Work to do:
Check each line of the records below and collect those that include the word "Sukzession".

-*-*-

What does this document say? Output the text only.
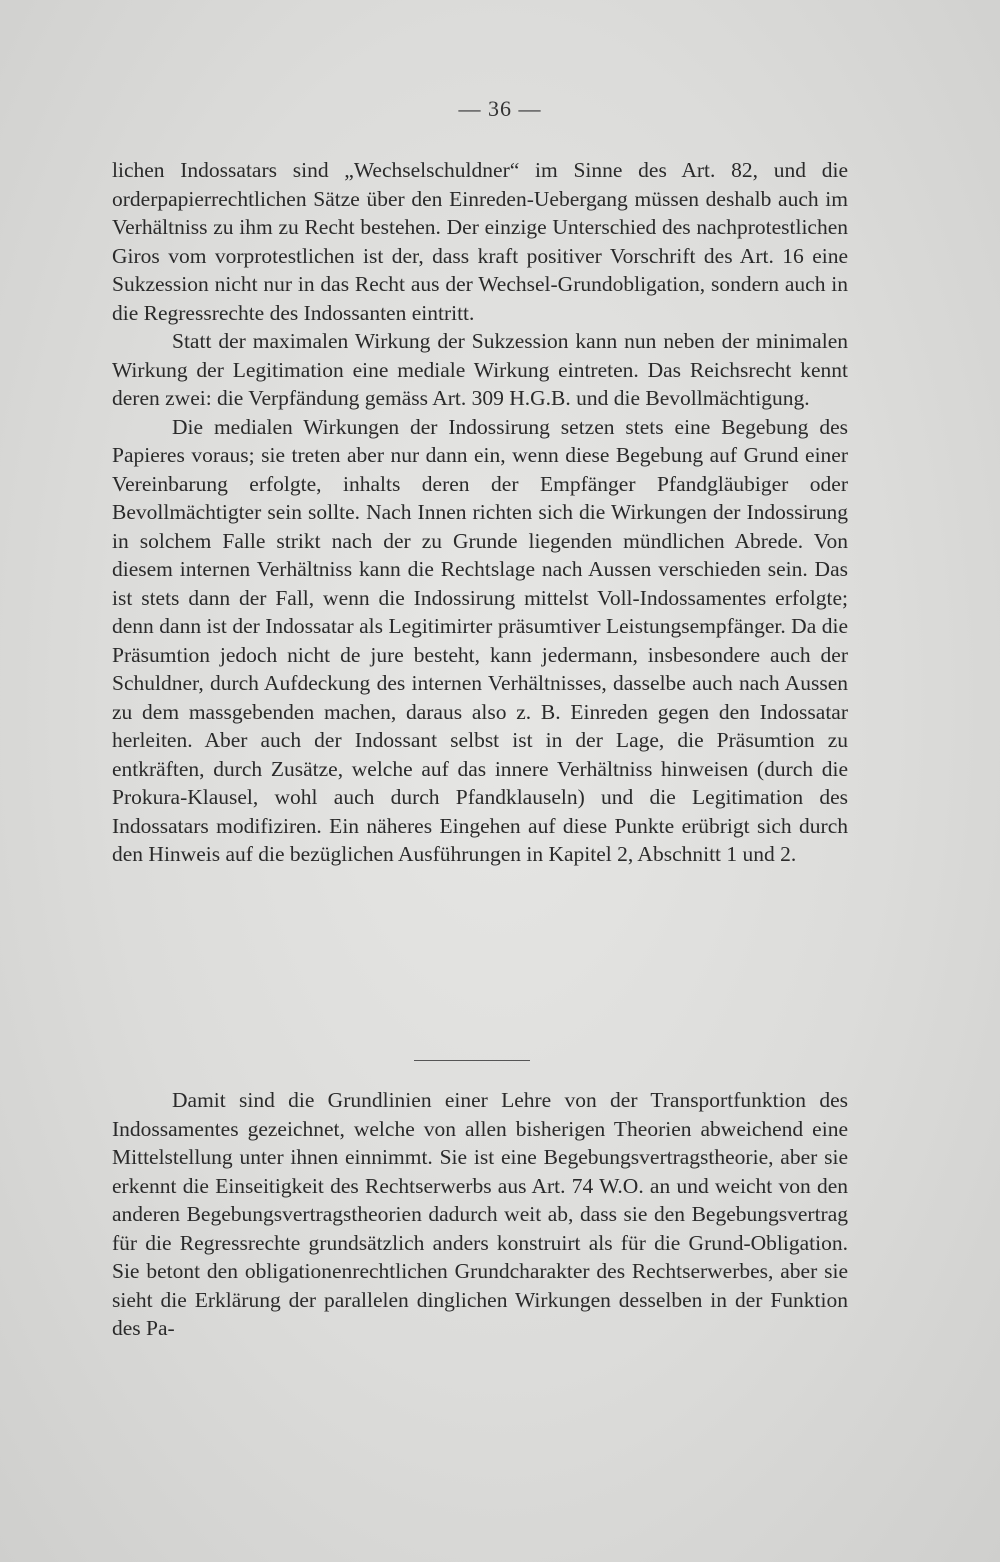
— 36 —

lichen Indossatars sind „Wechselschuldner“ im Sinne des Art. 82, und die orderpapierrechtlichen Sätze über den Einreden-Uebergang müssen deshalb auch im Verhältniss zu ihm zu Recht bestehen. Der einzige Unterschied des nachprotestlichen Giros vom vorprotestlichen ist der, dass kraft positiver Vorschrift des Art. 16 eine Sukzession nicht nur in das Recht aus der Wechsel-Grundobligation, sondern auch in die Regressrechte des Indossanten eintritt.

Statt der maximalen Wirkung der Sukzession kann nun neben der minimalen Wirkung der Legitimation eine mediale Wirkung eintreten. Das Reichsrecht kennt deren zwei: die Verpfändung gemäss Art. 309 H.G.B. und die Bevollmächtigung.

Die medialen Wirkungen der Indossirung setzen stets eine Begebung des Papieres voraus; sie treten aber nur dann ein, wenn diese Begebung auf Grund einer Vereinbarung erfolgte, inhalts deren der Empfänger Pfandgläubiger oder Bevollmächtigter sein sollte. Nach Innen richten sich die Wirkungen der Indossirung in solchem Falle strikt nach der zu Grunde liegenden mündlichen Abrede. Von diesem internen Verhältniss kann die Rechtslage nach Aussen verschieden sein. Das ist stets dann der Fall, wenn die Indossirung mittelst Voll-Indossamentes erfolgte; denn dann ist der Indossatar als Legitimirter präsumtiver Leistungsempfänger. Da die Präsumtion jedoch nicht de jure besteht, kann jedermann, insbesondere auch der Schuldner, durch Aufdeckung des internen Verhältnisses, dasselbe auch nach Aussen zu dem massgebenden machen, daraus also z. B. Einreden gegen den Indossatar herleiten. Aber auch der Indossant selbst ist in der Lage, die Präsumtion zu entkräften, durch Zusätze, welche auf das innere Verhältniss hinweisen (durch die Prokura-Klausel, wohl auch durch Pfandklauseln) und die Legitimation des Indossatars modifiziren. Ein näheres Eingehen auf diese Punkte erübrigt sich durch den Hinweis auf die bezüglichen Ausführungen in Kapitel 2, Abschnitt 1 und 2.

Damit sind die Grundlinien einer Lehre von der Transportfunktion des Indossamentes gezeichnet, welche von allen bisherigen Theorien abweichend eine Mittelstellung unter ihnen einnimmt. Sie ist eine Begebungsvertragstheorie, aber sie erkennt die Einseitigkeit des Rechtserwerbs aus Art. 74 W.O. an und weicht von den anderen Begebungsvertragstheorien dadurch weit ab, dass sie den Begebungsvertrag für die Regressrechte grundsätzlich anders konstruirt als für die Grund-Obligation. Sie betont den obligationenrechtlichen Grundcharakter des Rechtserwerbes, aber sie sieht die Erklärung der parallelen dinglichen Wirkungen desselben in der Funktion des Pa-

-*-*-

Expected output:
lichen Indossatars sind „Wechselschuldner“ im Sinne des Art. 82, und die orderpapierrechtlichen Sätze über den Einreden-Uebergang müssen deshalb auch im Verhältniss zu ihm zu Recht bestehen. Der einzige Unterschied des nachprotestlichen Giros vom vorprotestlichen ist der, dass kraft positiver Vorschrift des Art. 16 eine Sukzession nicht nur in das Recht aus der Wechsel-Grundobligation, sondern auch in die Regressrechte des Indossanten eintritt.
Statt der maximalen Wirkung der Sukzession kann nun neben der minimalen Wirkung der Legitimation eine mediale Wirkung eintreten. Das Reichsrecht kennt deren zwei: die Verpfändung gemäss Art. 309 H.G.B. und die Bevollmächtigung.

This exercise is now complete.